Raw records:
------------------------

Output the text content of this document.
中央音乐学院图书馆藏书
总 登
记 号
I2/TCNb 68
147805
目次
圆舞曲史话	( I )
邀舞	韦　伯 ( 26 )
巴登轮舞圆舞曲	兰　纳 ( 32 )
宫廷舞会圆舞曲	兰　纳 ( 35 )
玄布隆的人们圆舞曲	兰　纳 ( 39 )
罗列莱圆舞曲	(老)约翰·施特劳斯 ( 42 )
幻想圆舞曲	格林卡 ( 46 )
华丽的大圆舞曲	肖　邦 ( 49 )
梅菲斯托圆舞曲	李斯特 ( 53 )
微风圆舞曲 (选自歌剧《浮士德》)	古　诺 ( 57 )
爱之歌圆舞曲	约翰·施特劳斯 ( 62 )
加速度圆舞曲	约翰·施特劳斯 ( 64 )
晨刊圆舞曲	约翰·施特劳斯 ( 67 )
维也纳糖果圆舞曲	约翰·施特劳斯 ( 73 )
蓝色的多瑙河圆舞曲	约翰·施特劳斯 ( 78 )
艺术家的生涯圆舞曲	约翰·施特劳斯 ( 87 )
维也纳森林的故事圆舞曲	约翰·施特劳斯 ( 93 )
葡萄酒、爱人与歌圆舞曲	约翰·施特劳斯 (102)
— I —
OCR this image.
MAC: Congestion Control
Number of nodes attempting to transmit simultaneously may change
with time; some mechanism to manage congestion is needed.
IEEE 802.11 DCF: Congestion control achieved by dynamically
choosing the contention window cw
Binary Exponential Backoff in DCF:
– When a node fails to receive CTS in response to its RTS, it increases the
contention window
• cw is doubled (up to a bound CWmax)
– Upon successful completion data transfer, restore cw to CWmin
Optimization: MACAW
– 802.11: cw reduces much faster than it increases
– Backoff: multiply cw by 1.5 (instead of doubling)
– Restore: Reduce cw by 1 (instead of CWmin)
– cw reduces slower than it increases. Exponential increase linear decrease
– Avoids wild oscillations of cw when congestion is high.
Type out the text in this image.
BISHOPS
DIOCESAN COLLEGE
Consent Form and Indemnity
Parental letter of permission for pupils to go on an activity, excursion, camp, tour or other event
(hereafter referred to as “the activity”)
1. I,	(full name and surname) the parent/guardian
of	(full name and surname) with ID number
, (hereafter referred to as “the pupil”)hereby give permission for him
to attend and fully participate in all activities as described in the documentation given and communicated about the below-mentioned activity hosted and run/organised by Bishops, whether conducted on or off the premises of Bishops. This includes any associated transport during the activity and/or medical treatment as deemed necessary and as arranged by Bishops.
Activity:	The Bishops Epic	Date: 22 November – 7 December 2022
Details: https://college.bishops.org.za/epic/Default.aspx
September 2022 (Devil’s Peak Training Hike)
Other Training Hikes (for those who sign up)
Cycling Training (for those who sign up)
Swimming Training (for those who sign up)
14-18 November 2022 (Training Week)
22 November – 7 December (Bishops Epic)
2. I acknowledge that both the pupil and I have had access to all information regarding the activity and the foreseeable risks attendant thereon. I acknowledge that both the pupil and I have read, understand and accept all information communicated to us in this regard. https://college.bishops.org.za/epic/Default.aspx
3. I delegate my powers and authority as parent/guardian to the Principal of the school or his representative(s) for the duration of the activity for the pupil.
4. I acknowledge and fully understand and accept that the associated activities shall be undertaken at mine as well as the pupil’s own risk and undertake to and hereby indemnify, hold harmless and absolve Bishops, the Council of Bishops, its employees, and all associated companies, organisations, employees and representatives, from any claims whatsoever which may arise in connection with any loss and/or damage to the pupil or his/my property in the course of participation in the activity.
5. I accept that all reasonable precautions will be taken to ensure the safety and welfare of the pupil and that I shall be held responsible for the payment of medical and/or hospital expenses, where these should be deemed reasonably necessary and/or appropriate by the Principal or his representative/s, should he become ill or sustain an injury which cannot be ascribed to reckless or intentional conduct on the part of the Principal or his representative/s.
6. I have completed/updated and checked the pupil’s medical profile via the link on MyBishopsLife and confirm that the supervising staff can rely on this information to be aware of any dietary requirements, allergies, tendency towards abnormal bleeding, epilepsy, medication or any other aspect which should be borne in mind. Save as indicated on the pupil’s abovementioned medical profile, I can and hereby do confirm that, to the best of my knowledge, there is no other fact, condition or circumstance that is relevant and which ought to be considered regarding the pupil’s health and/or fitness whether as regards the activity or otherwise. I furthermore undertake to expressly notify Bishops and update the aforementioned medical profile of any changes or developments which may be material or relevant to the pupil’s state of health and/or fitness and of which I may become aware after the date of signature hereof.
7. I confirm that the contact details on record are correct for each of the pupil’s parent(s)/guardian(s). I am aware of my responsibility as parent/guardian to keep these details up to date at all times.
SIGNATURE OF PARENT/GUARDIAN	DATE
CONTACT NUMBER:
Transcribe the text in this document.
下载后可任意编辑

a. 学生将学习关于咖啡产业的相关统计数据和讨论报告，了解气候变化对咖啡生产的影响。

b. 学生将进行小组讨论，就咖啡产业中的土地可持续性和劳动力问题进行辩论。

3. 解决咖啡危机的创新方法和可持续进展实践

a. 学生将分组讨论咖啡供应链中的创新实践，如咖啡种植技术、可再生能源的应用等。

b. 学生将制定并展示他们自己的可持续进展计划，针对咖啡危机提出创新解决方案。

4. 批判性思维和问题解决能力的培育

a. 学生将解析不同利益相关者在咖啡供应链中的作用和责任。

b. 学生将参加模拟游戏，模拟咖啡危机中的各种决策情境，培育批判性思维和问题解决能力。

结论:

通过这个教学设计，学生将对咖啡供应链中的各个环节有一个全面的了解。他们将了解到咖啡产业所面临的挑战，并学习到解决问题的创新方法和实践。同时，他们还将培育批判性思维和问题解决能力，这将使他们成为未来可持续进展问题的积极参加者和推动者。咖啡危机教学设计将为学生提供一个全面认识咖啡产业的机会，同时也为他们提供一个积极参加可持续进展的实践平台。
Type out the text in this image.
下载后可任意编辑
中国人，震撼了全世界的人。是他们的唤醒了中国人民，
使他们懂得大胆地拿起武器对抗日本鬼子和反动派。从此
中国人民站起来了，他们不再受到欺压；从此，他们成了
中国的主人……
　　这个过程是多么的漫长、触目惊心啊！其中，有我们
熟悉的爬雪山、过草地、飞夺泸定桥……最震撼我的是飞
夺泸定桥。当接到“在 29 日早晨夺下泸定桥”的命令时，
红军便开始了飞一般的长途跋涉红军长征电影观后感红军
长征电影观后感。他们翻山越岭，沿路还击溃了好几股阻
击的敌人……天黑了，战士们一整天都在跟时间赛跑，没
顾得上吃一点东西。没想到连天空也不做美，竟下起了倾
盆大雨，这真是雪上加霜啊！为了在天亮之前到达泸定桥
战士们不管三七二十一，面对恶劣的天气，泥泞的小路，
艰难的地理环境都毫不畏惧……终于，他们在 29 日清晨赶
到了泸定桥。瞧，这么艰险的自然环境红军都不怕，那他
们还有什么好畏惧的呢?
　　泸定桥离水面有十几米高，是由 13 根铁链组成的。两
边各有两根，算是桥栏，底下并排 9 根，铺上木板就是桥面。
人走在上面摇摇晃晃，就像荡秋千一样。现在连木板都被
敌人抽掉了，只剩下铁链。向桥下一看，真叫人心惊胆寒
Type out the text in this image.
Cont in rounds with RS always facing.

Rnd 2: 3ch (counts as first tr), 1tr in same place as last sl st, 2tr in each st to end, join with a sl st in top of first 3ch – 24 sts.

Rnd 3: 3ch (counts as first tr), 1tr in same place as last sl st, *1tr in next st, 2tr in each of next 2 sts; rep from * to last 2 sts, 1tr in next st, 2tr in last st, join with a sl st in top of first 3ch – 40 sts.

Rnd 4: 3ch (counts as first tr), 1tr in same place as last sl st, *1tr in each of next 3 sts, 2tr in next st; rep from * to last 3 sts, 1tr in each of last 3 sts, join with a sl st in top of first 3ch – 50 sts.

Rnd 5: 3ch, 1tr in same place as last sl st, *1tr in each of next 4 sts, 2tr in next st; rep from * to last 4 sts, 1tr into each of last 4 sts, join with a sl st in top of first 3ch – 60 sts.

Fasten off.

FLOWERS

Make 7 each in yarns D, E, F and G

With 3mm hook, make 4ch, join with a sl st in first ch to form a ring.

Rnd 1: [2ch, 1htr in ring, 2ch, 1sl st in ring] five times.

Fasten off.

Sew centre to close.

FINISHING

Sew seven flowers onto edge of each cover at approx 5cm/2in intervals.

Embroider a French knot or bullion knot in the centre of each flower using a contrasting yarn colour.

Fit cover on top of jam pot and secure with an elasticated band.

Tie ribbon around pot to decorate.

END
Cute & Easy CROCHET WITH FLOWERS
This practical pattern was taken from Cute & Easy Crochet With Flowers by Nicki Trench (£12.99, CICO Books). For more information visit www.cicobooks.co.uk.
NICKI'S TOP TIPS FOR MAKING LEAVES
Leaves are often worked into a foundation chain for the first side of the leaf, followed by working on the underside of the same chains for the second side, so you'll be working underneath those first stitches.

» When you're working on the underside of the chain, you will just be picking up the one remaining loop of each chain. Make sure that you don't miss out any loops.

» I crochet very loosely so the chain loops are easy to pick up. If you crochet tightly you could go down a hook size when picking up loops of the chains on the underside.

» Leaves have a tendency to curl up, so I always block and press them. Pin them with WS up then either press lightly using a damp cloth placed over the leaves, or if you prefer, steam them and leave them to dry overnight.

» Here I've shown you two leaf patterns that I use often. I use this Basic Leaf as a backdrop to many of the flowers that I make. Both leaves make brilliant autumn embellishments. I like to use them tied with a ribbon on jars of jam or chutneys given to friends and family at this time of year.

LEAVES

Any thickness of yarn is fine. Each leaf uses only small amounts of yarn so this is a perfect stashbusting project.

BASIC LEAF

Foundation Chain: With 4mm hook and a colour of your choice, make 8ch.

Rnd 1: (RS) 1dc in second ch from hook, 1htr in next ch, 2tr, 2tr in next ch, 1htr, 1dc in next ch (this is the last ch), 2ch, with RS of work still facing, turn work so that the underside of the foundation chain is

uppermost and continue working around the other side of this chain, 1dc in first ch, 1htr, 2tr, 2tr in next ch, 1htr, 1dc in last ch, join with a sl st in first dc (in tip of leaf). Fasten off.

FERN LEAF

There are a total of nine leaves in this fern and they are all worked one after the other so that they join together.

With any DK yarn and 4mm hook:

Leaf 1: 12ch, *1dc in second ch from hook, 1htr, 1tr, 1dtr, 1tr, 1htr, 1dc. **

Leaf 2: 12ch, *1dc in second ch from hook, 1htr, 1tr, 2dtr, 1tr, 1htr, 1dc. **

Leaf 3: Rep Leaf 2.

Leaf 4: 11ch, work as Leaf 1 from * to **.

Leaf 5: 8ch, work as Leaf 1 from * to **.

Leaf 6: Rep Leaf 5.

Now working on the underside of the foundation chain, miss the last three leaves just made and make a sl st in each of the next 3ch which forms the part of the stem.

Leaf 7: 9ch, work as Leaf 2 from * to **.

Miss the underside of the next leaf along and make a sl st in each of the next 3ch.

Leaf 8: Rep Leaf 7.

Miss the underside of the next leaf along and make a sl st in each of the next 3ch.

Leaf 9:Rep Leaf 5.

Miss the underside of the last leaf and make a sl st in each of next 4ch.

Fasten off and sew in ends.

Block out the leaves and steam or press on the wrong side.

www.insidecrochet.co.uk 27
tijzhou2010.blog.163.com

------------------------

● Written instruction: Scan the material above for the string "Exponential" and report each line where you find it.

● Result of the task:
Binary Exponential Backoff in DCF:
– cw reduces slower than it increases. Exponential increase linear decrease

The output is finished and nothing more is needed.